*DESCRIPTION OF THE TASK:* Please find all lines in the data that hold the string "type" and copy them.

Chart and figure data:

--- BEGIN ---

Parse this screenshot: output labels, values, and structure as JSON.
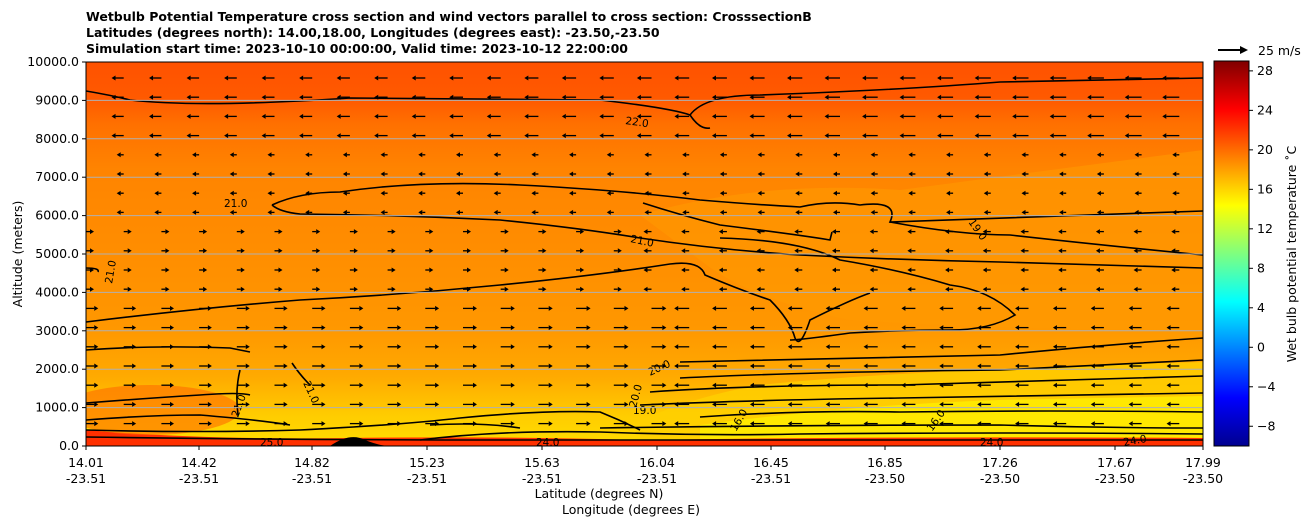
{
  "chart_data": {
    "type": "contour",
    "title_lines": [
      "Wetbulb Potential Temperature cross section and wind vectors parallel to cross section: CrosssectionB",
      "Latitudes (degrees north): 14.00,18.00, Longitudes (degrees east): -23.50,-23.50",
      "Simulation start time: 2023-10-10 00:00:00, Valid time: 2023-10-12 22:00:00"
    ],
    "ylabel": "Altitude (meters)",
    "xlabel_lat": "Latitude (degrees N)",
    "xlabel_lon": "Longitude (degrees E)",
    "ylim": [
      0,
      10000
    ],
    "yticks": [
      "0.0",
      "1000.0",
      "2000.0",
      "3000.0",
      "4000.0",
      "5000.0",
      "6000.0",
      "7000.0",
      "8000.0",
      "9000.0",
      "10000.0"
    ],
    "xticks": [
      {
        "lat": "14.01",
        "lon": "-23.51"
      },
      {
        "lat": "14.42",
        "lon": "-23.51"
      },
      {
        "lat": "14.82",
        "lon": "-23.51"
      },
      {
        "lat": "15.23",
        "lon": "-23.51"
      },
      {
        "lat": "15.63",
        "lon": "-23.51"
      },
      {
        "lat": "16.04",
        "lon": "-23.51"
      },
      {
        "lat": "16.45",
        "lon": "-23.51"
      },
      {
        "lat": "16.85",
        "lon": "-23.50"
      },
      {
        "lat": "17.26",
        "lon": "-23.50"
      },
      {
        "lat": "17.67",
        "lon": "-23.50"
      },
      {
        "lat": "17.99",
        "lon": "-23.50"
      }
    ],
    "grid": "horizontal",
    "colorbar": {
      "label": "Wet bulb potential temperature ˚C",
      "ticks": [
        "28",
        "24",
        "20",
        "16",
        "12",
        "8",
        "4",
        "0",
        "−4",
        "−8"
      ],
      "range": [
        -10,
        29
      ],
      "colormap": "jet"
    },
    "wind_key": {
      "label": "25 m/s"
    },
    "contour_labels": [
      "22.0",
      "21.0",
      "21.0",
      "21.0",
      "19.0",
      "20.0",
      "20.0",
      "21.0",
      "21.0",
      "19.0",
      "16.0",
      "16.0",
      "24.0",
      "24.0",
      "24.0",
      "25.0"
    ],
    "colors": {
      "fill_main": "#ff8c00",
      "fill_top": "#ff5a00",
      "fill_bottom": "#ffe000",
      "contour": "#000000"
    }
  }
}
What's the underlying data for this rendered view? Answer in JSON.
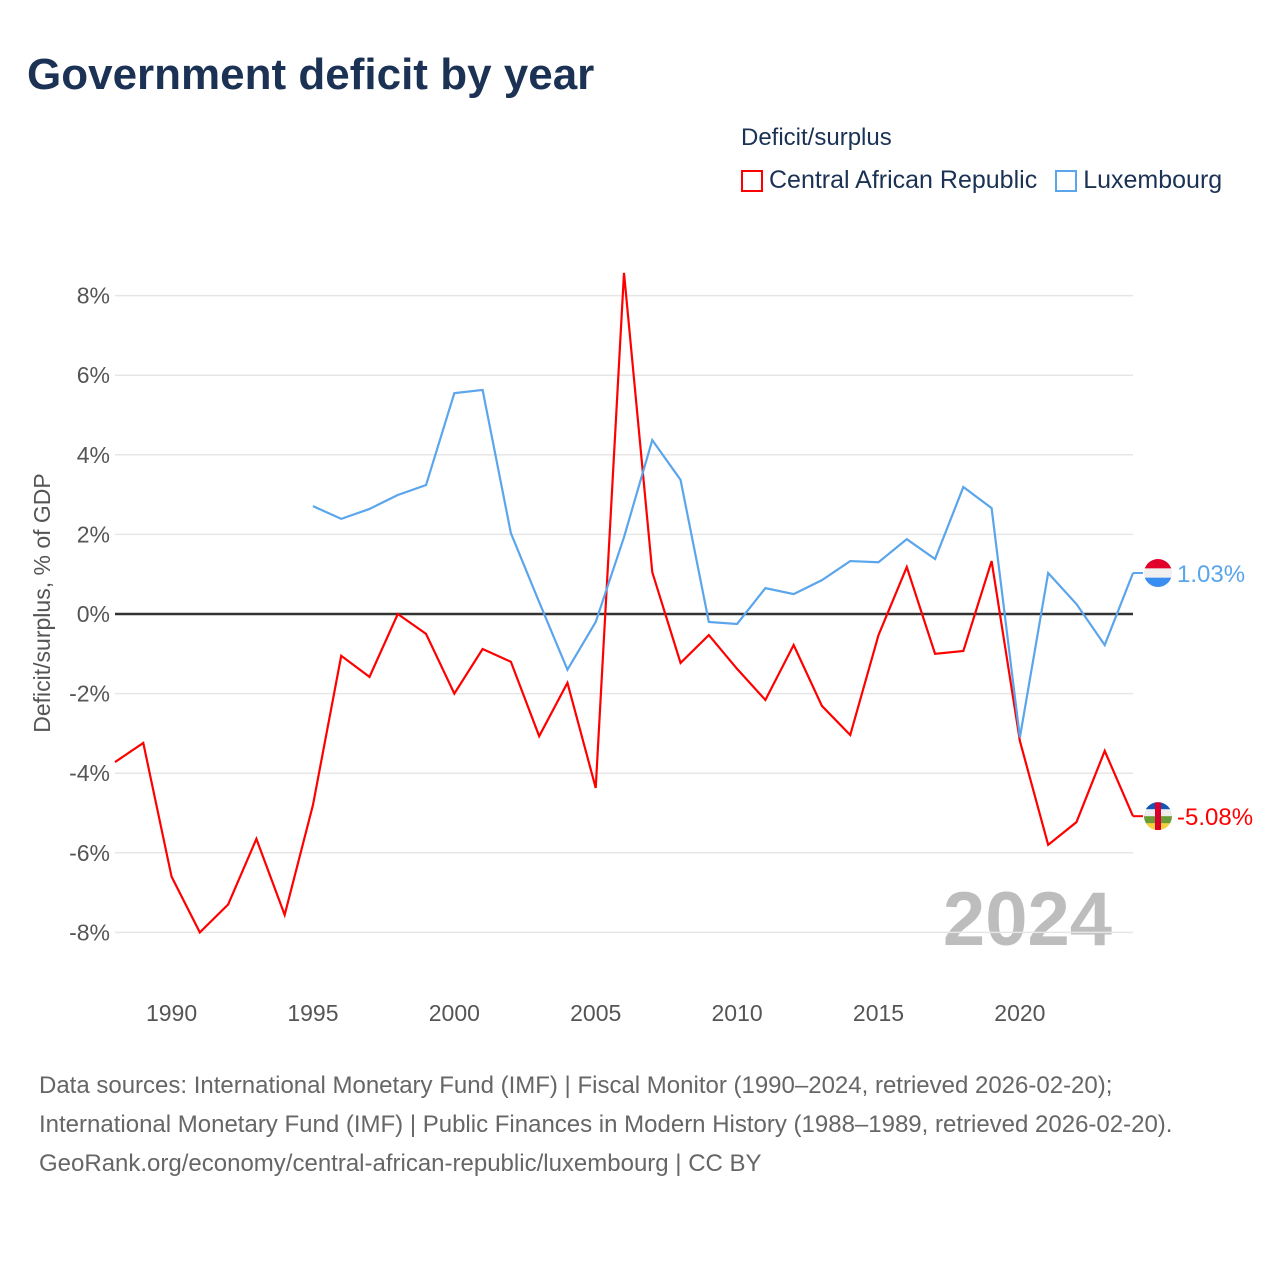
{
  "header": {
    "title": "Government deficit by year"
  },
  "legend": {
    "title": "Deficit/surplus"
  },
  "footer": {
    "source_line": "Data sources: International Monetary Fund (IMF) | Fiscal Monitor (1990–2024, retrieved 2026-02-20); International Monetary Fund (IMF) | Public Finances in Modern History (1988–1989, retrieved 2026-02-20).",
    "attribution": "GeoRank.org/economy/central-african-republic/luxembourg | CC BY"
  },
  "chart_data": {
    "type": "line",
    "title": "Government deficit by year",
    "xlabel": "",
    "ylabel": "Deficit/surplus, % of GDP",
    "xlim": [
      1988,
      2024
    ],
    "ylim": [
      -9,
      9
    ],
    "grid": true,
    "legend_placement": "top-right",
    "watermark_year": "2024",
    "x_ticks": [
      1990,
      1995,
      2000,
      2005,
      2010,
      2015,
      2020
    ],
    "x_tick_labels": [
      "1990",
      "1995",
      "2000",
      "2005",
      "2010",
      "2015",
      "2020"
    ],
    "y_ticks": [
      8,
      6,
      4,
      2,
      0,
      -2,
      -4,
      -6,
      -8
    ],
    "y_tick_labels": [
      "8%",
      "6%",
      "4%",
      "2%",
      "0%",
      "-2%",
      "-4%",
      "-6%",
      "-8%"
    ],
    "series": [
      {
        "name": "Central African Republic",
        "color": "#ff0000",
        "end_label": "-5.08%",
        "x": [
          1988,
          1989,
          1990,
          1991,
          1992,
          1993,
          1994,
          1995,
          1996,
          1997,
          1998,
          1999,
          2000,
          2001,
          2002,
          2003,
          2004,
          2005,
          2006,
          2007,
          2008,
          2009,
          2010,
          2011,
          2012,
          2013,
          2014,
          2015,
          2016,
          2017,
          2018,
          2019,
          2020,
          2021,
          2022,
          2023,
          2024
        ],
        "values": [
          -3.72,
          -3.24,
          -6.6,
          -8.0,
          -7.3,
          -5.65,
          -7.56,
          -4.8,
          -1.05,
          -1.58,
          0.0,
          -0.5,
          -2.0,
          -0.88,
          -1.2,
          -3.07,
          -1.73,
          -4.37,
          8.57,
          1.05,
          -1.23,
          -0.53,
          -1.38,
          -2.16,
          -0.78,
          -2.31,
          -3.04,
          -0.53,
          1.18,
          -1.0,
          -0.93,
          1.33,
          -3.19,
          -5.8,
          -5.23,
          -3.44,
          -5.08
        ]
      },
      {
        "name": "Luxembourg",
        "color": "#5aa5ec",
        "end_label": "1.03%",
        "x": [
          1995,
          1996,
          1997,
          1998,
          1999,
          2000,
          2001,
          2002,
          2003,
          2004,
          2005,
          2006,
          2007,
          2008,
          2009,
          2010,
          2011,
          2012,
          2013,
          2014,
          2015,
          2016,
          2017,
          2018,
          2019,
          2020,
          2021,
          2022,
          2023,
          2024
        ],
        "values": [
          2.71,
          2.39,
          2.64,
          2.99,
          3.24,
          5.55,
          5.63,
          2.03,
          0.3,
          -1.4,
          -0.2,
          1.93,
          4.37,
          3.37,
          -0.2,
          -0.25,
          0.65,
          0.5,
          0.85,
          1.33,
          1.3,
          1.88,
          1.38,
          3.19,
          2.66,
          -3.1,
          1.03,
          0.25,
          -0.78,
          1.03
        ]
      }
    ]
  }
}
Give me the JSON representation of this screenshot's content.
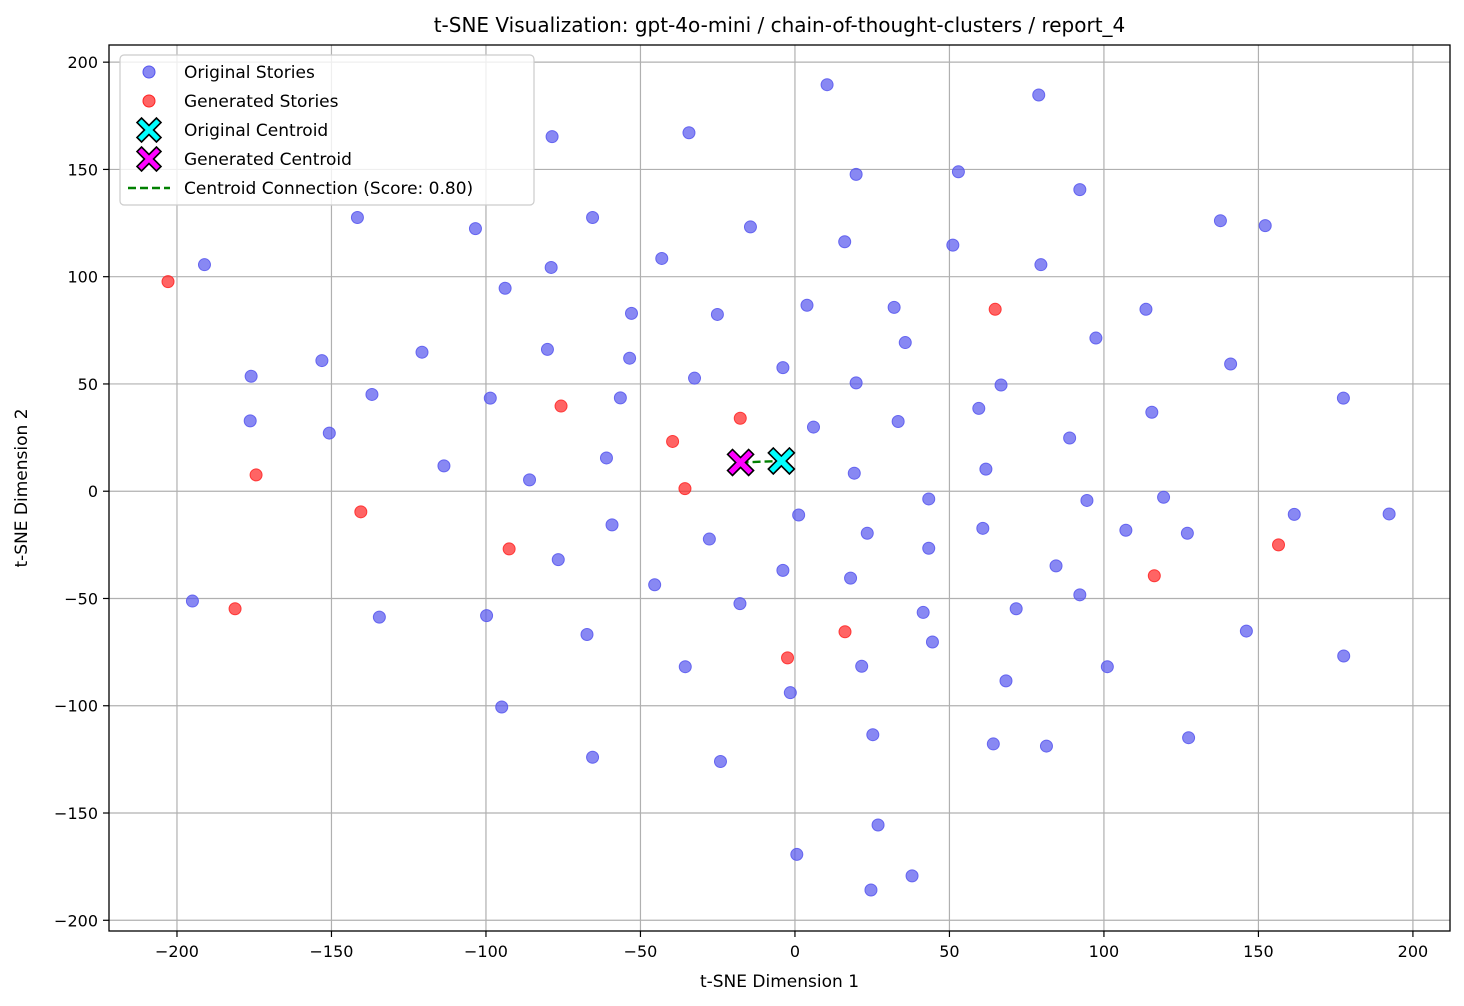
{
  "chart_data": {
    "type": "scatter",
    "title": "t-SNE Visualization: gpt-4o-mini / chain-of-thought-clusters / report_4",
    "xlabel": "t-SNE Dimension 1",
    "ylabel": "t-SNE Dimension 2",
    "xlim": [
      -222,
      212
    ],
    "ylim": [
      -205,
      208
    ],
    "xticks": [
      -200,
      -150,
      -100,
      -50,
      0,
      50,
      100,
      150,
      200
    ],
    "yticks": [
      -200,
      -150,
      -100,
      -50,
      0,
      50,
      100,
      150,
      200
    ],
    "tick_labels_x": [
      "−200",
      "−150",
      "−100",
      "−50",
      "0",
      "50",
      "100",
      "150",
      "200"
    ],
    "tick_labels_y": [
      "−200",
      "−150",
      "−100",
      "−50",
      "0",
      "50",
      "100",
      "150",
      "200"
    ],
    "grid": true,
    "legend_position": "top-left",
    "series": [
      {
        "name": "Original Stories",
        "color": "#5555ee",
        "points": [
          [
            10.4,
            189.5
          ],
          [
            78.9,
            184.7
          ],
          [
            -78.6,
            165.3
          ],
          [
            -34.3,
            167.1
          ],
          [
            19.8,
            147.7
          ],
          [
            52.9,
            148.9
          ],
          [
            92.2,
            140.6
          ],
          [
            -141.6,
            127.6
          ],
          [
            -65.5,
            127.6
          ],
          [
            -103.4,
            122.4
          ],
          [
            -14.4,
            123.2
          ],
          [
            16.1,
            116.3
          ],
          [
            51.1,
            114.7
          ],
          [
            137.7,
            126.1
          ],
          [
            152.2,
            123.8
          ],
          [
            -191.1,
            105.6
          ],
          [
            -78.9,
            104.3
          ],
          [
            -43.1,
            108.5
          ],
          [
            79.6,
            105.6
          ],
          [
            -93.8,
            94.6
          ],
          [
            3.9,
            86.7
          ],
          [
            32.1,
            85.7
          ],
          [
            113.6,
            84.8
          ],
          [
            -52.9,
            82.9
          ],
          [
            -25.1,
            82.4
          ],
          [
            97.4,
            71.4
          ],
          [
            35.7,
            69.3
          ],
          [
            -153.1,
            60.9
          ],
          [
            -120.7,
            64.8
          ],
          [
            -80.1,
            66.1
          ],
          [
            -53.5,
            62.0
          ],
          [
            141.0,
            59.3
          ],
          [
            -176.0,
            53.6
          ],
          [
            -32.5,
            52.7
          ],
          [
            -3.9,
            57.6
          ],
          [
            19.8,
            50.5
          ],
          [
            66.7,
            49.5
          ],
          [
            -136.9,
            45.1
          ],
          [
            -98.6,
            43.4
          ],
          [
            -56.5,
            43.5
          ],
          [
            177.5,
            43.4
          ],
          [
            59.5,
            38.6
          ],
          [
            115.5,
            36.8
          ],
          [
            -176.3,
            32.8
          ],
          [
            33.4,
            32.5
          ],
          [
            6.0,
            29.9
          ],
          [
            -150.7,
            27.1
          ],
          [
            88.9,
            24.8
          ],
          [
            -61.0,
            15.5
          ],
          [
            -113.6,
            11.8
          ],
          [
            61.8,
            10.3
          ],
          [
            19.2,
            8.4
          ],
          [
            -85.9,
            5.3
          ],
          [
            43.3,
            -3.6
          ],
          [
            94.5,
            -4.3
          ],
          [
            119.3,
            -2.8
          ],
          [
            161.6,
            -10.8
          ],
          [
            192.3,
            -10.6
          ],
          [
            1.2,
            -11.1
          ],
          [
            -59.2,
            -15.7
          ],
          [
            60.8,
            -17.3
          ],
          [
            107.1,
            -18.2
          ],
          [
            23.4,
            -19.6
          ],
          [
            127.0,
            -19.6
          ],
          [
            -27.7,
            -22.3
          ],
          [
            43.3,
            -26.6
          ],
          [
            -76.6,
            -31.9
          ],
          [
            84.5,
            -34.8
          ],
          [
            -3.9,
            -36.9
          ],
          [
            18.0,
            -40.5
          ],
          [
            -45.4,
            -43.6
          ],
          [
            92.2,
            -48.3
          ],
          [
            -195.0,
            -51.2
          ],
          [
            -17.8,
            -52.4
          ],
          [
            71.6,
            -54.8
          ],
          [
            41.5,
            -56.5
          ],
          [
            -134.5,
            -58.7
          ],
          [
            -99.8,
            -58.0
          ],
          [
            146.1,
            -65.2
          ],
          [
            -67.3,
            -66.8
          ],
          [
            44.5,
            -70.3
          ],
          [
            177.6,
            -76.8
          ],
          [
            -35.5,
            -81.8
          ],
          [
            21.6,
            -81.6
          ],
          [
            101.1,
            -81.8
          ],
          [
            68.3,
            -88.4
          ],
          [
            -1.5,
            -93.9
          ],
          [
            -94.9,
            -100.6
          ],
          [
            25.2,
            -113.5
          ],
          [
            127.4,
            -114.9
          ],
          [
            64.2,
            -117.8
          ],
          [
            81.4,
            -118.8
          ],
          [
            -65.5,
            -124.0
          ],
          [
            -24.1,
            -126.0
          ],
          [
            26.9,
            -155.6
          ],
          [
            0.6,
            -169.3
          ],
          [
            37.9,
            -179.3
          ],
          [
            24.6,
            -185.9
          ]
        ]
      },
      {
        "name": "Generated Stories",
        "color": "#ff2222",
        "points": [
          [
            -202.9,
            97.7
          ],
          [
            64.8,
            84.8
          ],
          [
            -75.7,
            39.7
          ],
          [
            -17.7,
            34.0
          ],
          [
            -39.6,
            23.2
          ],
          [
            -174.4,
            7.6
          ],
          [
            -35.6,
            1.2
          ],
          [
            -140.5,
            -9.6
          ],
          [
            -92.5,
            -26.9
          ],
          [
            156.5,
            -25.0
          ],
          [
            116.3,
            -39.4
          ],
          [
            -181.2,
            -54.8
          ],
          [
            16.2,
            -65.5
          ],
          [
            -2.4,
            -77.7
          ]
        ]
      }
    ],
    "centroids": [
      {
        "name": "Original Centroid",
        "x": -4.4,
        "y": 14.1,
        "color": "#00ffff"
      },
      {
        "name": "Generated Centroid",
        "x": -17.6,
        "y": 13.4,
        "color": "#ff00ff"
      }
    ],
    "connection": {
      "name": "Centroid Connection (Score: 0.80)",
      "color": "#008000",
      "style": "dashed"
    }
  }
}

--- END ---

*THE RESULT:*
    "type": "contour",
    "type": "line",
    "type": "scatter",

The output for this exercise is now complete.